● Explore the material:
1. Answer these questions about the security.8 commit:
(a) Which hash does it say to use instead of MD5 to detect changes of system files?
(b) Whose recent mtree(8) modernization does it take advantage of?
(c) Which directory does the new example protect?
2. Does each statement agree with the security.8 commit? Answer yes or no for each, quoting the words from the commit that decide it.
(a) The new example protects the home directory of a user.
(b) The commit changes only one file.
(c) The new list is given permissions 600.
3. Write out the part of the security.8 commit starting with "To detect changes" and going on through "system binaries instead.".

● Extract to read:

To detect changes of system files, use SHA-256 rather than MD5,

taking advantage of naddy@'s recent mtree(8) modernization.
While here, do not provide an example protecting a home directory
from file changes; protect some system binaries instead.
ok naddy@ jmc@

1 files changed, 7 insertions, 7 deletions

diff --git a/share/man/man8/security.8 b/share/man/man8/security.8
index bc69b39fac1..0c44815a118 100644
--- a/share/man/man8/security.8
+++ b/share/man/man8/security.8
@@ -1,8 +1,8 @@
-.\" $OpenBSD: security.8,v 1.20 2011/04/19 05:17:24 jmc Exp $
+.\" $OpenBSD: security.8,v 1.21 2012/07/08 21:48:38 schwarze Exp $
 .\"
 .\" David Leonard, 2001. Public Domain.
 .\"
-.Dd $Mdocdate: April 19 2011 $
+.Dd $Mdocdate: July 8 2012 $
 .Dt SECURITY 8
 .Os
 .Sh NAME
@@ -79,12 +79,12 @@ These lists should be kept in
 and filenames must have the suffix
 .Dq .secure .
 The following example shows how to create such a list,
-to protect the home directory of user
-.Dq bob :
+to protect the programs in
+.Pa /bin :
 .Bd -literal -offset 4n
-# mtree -cx -p /home/bob -K md5digest,type \*(Gt/etc/mtree/bob.secure
-# chown root:wheel /etc/mtree/bob.secure
-# chmod 600 /etc/mtree/bob.secure
+# mtree -cx -p /bin -K sha256digest,type > /etc/mtree/bin.secure
+# chown root:wheel /etc/mtree/bin.secure
+# chmod 600 /etc/mtree/bin.secure
 .Ed
 .Pp
 .Sy Note:

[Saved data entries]
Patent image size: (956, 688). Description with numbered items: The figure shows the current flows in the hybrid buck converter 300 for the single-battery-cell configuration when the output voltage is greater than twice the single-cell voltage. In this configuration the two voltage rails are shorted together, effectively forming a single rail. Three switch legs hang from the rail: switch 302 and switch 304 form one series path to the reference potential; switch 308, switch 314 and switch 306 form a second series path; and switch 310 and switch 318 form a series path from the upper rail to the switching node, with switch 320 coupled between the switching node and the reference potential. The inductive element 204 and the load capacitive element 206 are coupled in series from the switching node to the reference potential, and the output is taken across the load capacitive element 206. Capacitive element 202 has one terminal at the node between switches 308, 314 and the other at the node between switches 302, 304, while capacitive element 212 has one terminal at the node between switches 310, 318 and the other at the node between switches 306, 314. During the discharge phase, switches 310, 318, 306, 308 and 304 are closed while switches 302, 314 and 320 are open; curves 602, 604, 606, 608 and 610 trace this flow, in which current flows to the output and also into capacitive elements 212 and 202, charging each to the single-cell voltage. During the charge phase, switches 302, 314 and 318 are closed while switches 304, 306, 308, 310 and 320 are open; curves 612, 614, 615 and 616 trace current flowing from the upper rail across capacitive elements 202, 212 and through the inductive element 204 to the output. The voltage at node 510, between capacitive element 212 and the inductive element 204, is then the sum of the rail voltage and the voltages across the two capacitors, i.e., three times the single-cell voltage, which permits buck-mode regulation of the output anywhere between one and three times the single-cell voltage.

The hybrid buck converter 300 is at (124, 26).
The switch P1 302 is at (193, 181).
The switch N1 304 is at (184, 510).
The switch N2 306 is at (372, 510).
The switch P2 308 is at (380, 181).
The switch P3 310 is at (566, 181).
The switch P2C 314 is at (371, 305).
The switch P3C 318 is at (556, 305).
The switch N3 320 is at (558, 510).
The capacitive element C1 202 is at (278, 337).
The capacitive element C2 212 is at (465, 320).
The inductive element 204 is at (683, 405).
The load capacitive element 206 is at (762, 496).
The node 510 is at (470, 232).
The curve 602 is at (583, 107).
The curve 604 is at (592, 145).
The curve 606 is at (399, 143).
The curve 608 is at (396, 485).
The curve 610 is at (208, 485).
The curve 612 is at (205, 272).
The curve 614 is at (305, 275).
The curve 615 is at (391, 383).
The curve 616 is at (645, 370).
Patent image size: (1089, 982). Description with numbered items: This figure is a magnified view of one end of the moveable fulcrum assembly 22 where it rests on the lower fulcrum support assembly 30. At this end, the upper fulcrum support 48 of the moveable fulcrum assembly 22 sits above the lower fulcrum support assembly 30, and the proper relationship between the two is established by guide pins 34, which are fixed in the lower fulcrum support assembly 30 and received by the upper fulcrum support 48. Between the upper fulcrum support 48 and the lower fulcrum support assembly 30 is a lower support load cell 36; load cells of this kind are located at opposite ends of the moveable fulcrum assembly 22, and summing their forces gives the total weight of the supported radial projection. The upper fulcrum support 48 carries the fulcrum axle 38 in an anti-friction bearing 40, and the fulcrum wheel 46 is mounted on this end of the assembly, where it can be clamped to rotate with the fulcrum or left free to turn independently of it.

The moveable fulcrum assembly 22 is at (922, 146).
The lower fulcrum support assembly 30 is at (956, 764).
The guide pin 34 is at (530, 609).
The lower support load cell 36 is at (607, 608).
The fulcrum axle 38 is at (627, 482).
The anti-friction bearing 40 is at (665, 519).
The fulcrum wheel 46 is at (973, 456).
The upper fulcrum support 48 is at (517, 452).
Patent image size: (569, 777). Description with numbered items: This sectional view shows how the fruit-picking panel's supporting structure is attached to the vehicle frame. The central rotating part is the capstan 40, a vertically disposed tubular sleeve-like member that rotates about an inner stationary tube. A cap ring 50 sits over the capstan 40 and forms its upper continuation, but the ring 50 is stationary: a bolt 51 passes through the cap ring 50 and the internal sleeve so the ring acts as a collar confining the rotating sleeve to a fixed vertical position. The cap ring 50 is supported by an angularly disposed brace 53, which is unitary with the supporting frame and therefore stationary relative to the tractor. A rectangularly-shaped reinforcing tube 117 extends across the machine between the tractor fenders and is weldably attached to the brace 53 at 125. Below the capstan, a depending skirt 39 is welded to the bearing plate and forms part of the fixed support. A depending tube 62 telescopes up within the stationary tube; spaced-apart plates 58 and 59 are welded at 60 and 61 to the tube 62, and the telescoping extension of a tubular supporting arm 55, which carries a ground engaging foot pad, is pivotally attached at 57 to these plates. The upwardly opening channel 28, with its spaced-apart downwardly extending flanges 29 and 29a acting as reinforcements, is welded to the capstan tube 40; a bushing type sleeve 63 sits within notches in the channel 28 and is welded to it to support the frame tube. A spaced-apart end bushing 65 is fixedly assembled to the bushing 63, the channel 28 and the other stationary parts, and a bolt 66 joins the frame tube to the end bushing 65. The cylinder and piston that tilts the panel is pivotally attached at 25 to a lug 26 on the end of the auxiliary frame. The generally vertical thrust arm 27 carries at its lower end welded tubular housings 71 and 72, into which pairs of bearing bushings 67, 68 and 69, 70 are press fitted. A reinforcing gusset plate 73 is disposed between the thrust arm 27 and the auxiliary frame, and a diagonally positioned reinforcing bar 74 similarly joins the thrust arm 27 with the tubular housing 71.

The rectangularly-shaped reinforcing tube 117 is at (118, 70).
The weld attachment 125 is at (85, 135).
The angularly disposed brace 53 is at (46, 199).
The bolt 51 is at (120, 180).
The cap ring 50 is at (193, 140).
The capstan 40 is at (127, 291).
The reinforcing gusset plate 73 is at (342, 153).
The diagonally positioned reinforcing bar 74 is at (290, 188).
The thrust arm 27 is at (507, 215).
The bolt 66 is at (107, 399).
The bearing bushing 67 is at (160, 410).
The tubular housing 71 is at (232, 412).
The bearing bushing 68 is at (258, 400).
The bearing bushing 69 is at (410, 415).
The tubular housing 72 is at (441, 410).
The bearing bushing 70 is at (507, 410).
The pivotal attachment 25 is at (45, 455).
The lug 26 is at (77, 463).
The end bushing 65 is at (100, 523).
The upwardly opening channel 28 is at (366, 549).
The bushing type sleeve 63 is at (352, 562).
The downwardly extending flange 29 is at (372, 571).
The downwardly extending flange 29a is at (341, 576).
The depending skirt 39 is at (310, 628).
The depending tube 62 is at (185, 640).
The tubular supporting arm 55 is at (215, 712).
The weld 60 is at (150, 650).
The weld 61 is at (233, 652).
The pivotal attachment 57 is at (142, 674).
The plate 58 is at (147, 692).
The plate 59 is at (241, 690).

● Solutions to the problems:
1.
(a) SHA-256
(b) naddy@'s
(c) /bin

2.
(a) No: "do not provide an example protecting a home directory"
(b) Yes: "1 files changed, 7 insertions, 7 deletions"
(c) Yes: "# chmod 600 /etc/mtree/bin.secure"

3.
To detect changes of system files, use SHA-256 rather than MD5,

taking advantage of naddy@'s recent mtree(8) modernization.
While here, do not provide an example protecting a home directory
from file changes; protect some system binaries instead.